STATED TASK: Pull out each line of the records holding the string "écran".

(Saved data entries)
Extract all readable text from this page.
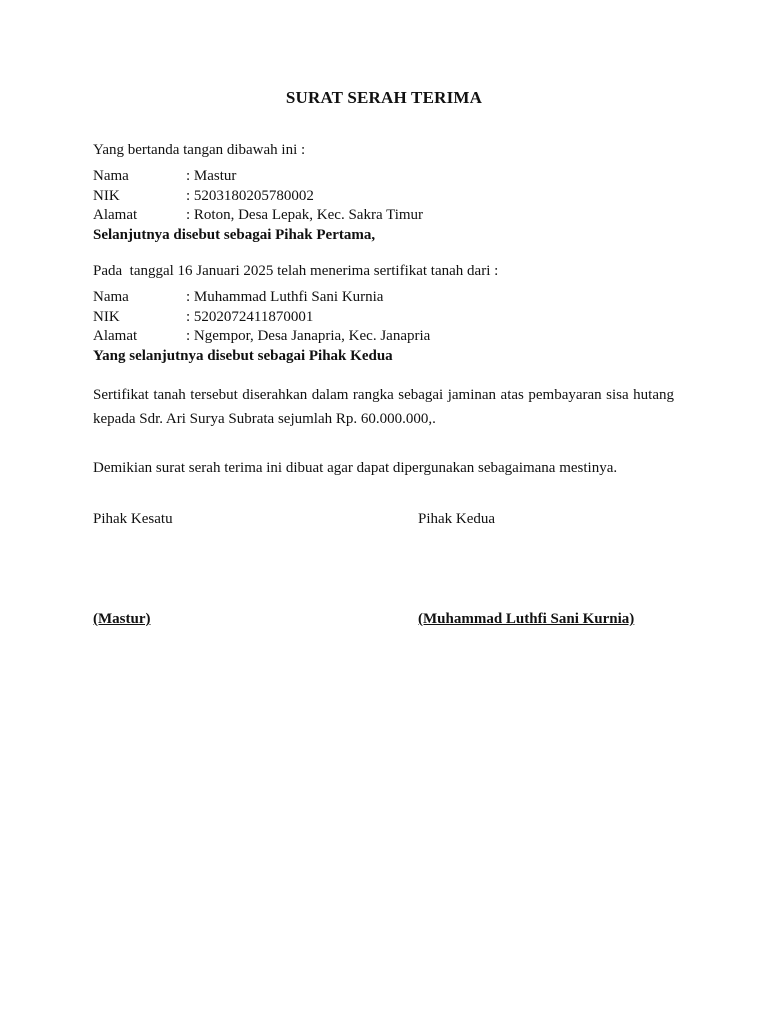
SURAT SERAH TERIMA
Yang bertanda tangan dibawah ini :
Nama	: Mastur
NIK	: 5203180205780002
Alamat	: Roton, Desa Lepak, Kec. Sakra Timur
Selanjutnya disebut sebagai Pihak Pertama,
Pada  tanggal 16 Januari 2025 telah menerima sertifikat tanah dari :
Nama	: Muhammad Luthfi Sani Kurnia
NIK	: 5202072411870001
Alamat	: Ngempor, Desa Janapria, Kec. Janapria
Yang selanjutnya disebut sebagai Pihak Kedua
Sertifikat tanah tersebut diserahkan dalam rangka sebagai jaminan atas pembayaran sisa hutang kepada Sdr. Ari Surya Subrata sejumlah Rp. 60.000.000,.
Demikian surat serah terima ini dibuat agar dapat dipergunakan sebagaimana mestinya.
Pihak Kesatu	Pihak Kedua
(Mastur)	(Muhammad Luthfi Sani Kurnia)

--

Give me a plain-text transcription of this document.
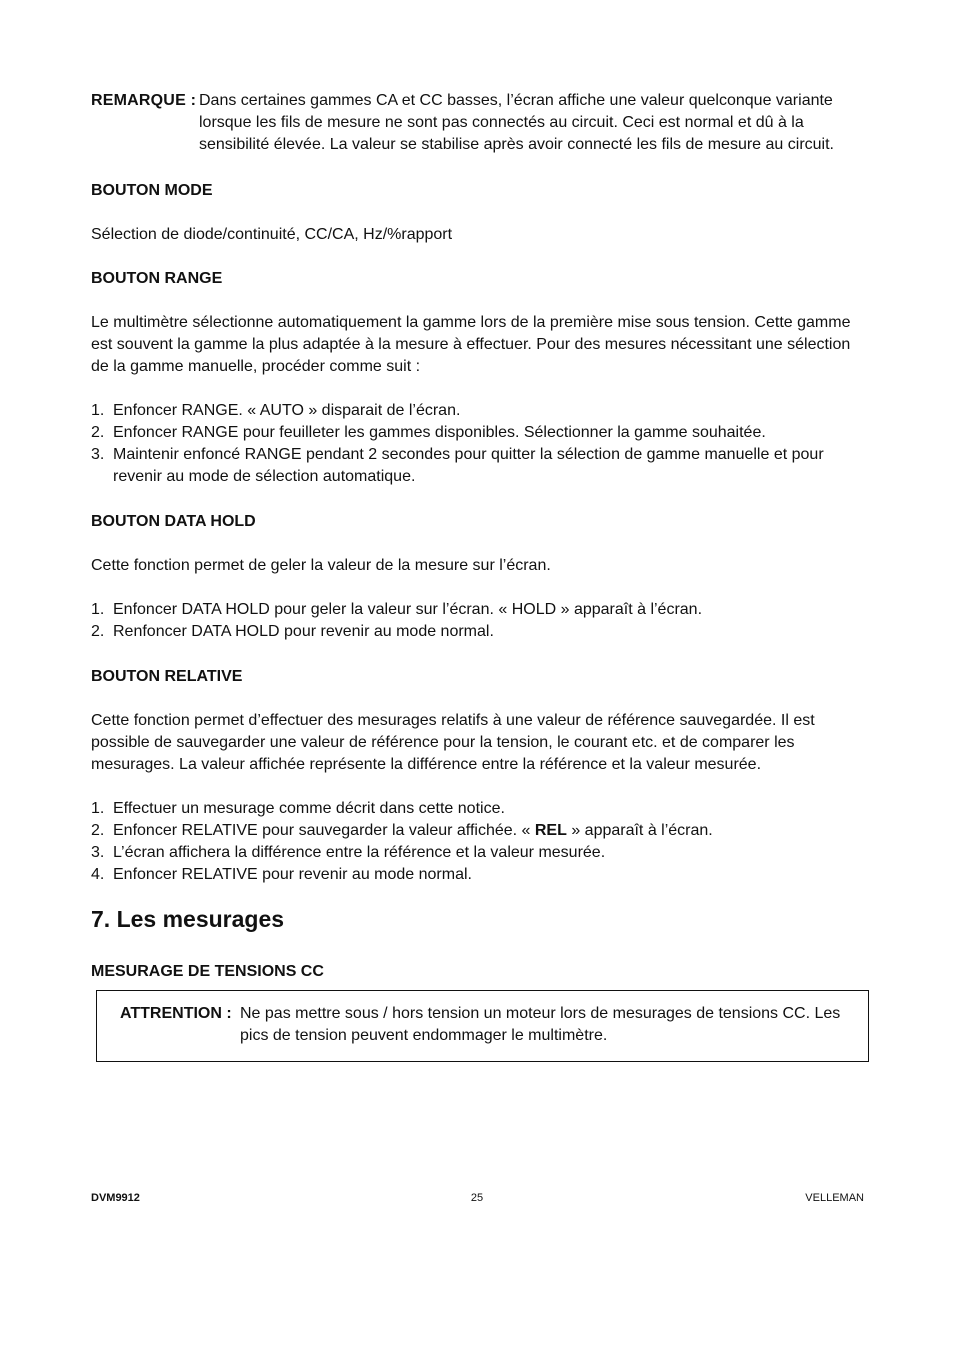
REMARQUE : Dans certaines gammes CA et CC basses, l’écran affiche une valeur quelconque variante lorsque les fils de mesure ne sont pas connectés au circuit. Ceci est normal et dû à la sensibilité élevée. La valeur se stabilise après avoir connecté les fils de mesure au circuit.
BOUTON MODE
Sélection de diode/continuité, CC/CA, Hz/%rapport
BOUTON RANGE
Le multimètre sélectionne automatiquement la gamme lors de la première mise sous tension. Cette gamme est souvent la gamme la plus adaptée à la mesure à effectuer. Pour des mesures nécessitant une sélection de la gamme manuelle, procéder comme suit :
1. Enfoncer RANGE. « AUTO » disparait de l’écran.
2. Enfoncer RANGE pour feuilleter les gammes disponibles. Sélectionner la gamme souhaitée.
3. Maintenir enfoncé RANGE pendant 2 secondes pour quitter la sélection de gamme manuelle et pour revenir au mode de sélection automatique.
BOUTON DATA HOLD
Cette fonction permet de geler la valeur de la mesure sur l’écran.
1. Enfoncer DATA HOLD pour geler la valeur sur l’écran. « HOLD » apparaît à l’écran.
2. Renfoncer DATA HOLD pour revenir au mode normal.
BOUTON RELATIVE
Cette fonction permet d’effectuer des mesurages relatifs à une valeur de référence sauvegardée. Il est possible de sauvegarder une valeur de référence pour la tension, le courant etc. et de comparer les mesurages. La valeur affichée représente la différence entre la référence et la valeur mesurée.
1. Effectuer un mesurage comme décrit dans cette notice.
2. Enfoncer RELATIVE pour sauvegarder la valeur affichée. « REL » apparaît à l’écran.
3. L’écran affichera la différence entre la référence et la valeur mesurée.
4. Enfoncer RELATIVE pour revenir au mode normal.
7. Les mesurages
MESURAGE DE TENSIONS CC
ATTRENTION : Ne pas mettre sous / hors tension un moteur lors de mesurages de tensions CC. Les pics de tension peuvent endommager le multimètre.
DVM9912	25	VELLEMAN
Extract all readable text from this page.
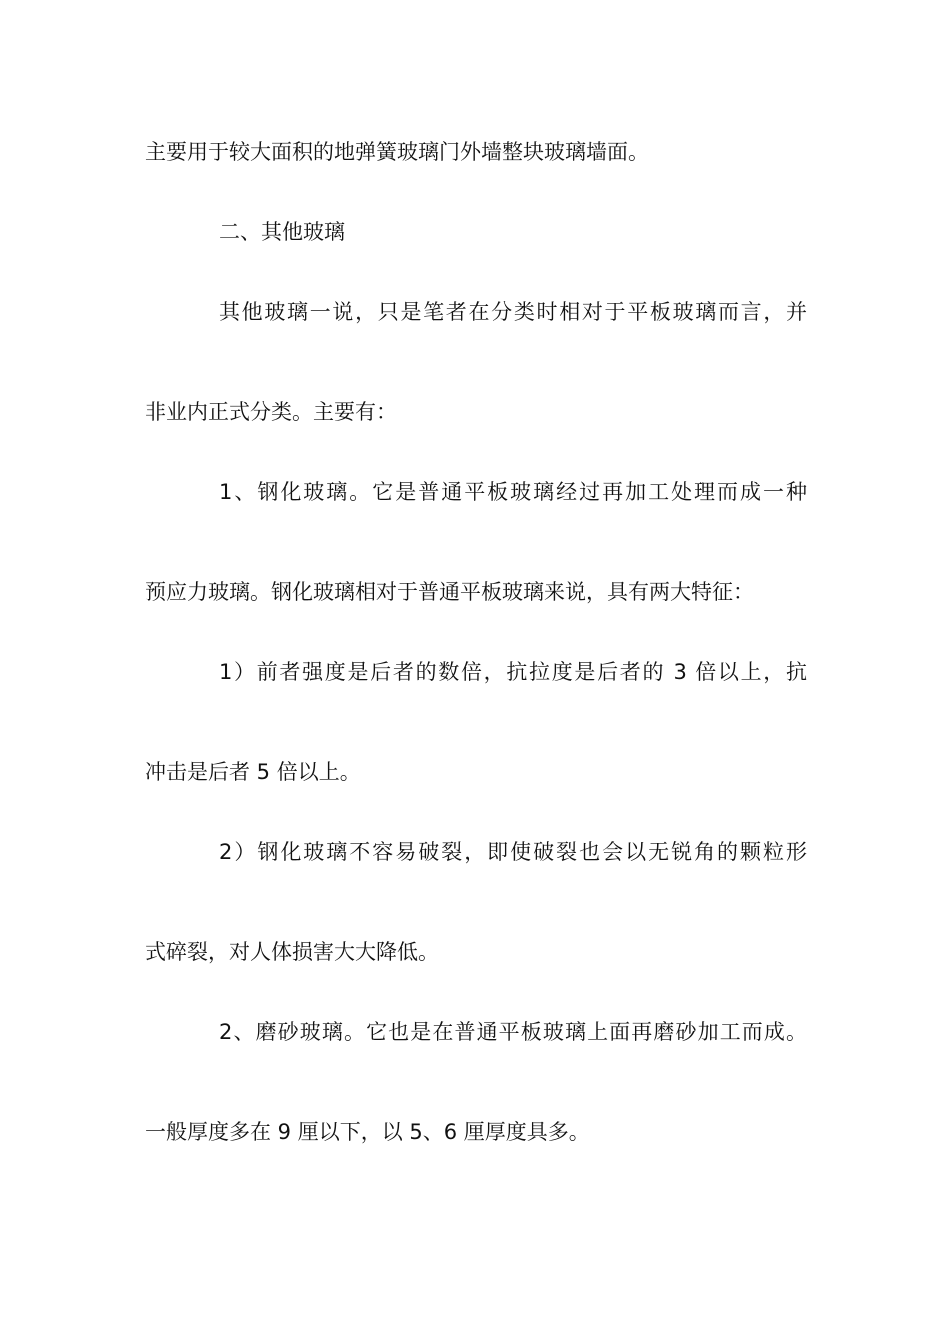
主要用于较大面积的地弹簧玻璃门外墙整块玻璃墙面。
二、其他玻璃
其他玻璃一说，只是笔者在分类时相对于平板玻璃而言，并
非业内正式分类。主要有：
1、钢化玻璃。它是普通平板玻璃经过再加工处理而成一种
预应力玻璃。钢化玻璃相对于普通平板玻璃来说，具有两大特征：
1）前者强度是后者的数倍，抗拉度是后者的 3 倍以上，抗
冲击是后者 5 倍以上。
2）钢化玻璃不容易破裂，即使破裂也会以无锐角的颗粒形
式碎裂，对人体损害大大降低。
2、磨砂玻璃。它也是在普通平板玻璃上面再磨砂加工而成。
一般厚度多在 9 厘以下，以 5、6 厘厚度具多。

==

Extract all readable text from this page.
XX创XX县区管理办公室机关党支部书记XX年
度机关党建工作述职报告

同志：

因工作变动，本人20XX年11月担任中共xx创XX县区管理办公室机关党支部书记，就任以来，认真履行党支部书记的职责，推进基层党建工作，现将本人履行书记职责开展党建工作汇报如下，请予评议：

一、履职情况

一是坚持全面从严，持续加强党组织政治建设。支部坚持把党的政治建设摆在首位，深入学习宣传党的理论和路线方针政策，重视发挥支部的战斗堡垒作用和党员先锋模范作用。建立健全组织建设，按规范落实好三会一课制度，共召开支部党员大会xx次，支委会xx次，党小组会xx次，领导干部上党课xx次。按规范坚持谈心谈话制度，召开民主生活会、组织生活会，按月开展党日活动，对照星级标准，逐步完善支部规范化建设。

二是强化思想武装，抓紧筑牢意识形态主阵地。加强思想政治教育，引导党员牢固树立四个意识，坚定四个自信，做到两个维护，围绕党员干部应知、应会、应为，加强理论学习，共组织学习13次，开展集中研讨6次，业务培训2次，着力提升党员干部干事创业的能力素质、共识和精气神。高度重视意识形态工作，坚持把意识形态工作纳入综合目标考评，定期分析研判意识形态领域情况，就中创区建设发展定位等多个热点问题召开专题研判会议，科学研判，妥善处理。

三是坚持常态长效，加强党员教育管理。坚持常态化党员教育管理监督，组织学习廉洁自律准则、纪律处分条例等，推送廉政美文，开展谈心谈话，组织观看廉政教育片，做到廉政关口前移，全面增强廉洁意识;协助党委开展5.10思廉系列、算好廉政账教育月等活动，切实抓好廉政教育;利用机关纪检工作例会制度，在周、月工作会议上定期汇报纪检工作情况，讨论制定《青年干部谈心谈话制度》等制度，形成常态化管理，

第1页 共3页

EXERCISE RESULT:
REMARQUE : Dans certaines gammes CA et CC basses, l’écran affiche une valeur quelconque variante lorsque les fils de mesure ne sont pas connectés au circuit. Ceci est normal et dû à la sensibilité élevée. La valeur se stabilise après avoir connecté les fils de mesure au circuit.
1. Enfoncer RANGE. « AUTO » disparait de l’écran.
Cette fonction permet de geler la valeur de la mesure sur l’écran.
1. Enfoncer DATA HOLD pour geler la valeur sur l’écran. « HOLD » apparaît à l’écran.
2. Enfoncer RELATIVE pour sauvegarder la valeur affichée. « REL » apparaît à l’écran.
3. L’écran affichera la différence entre la référence et la valeur mesurée.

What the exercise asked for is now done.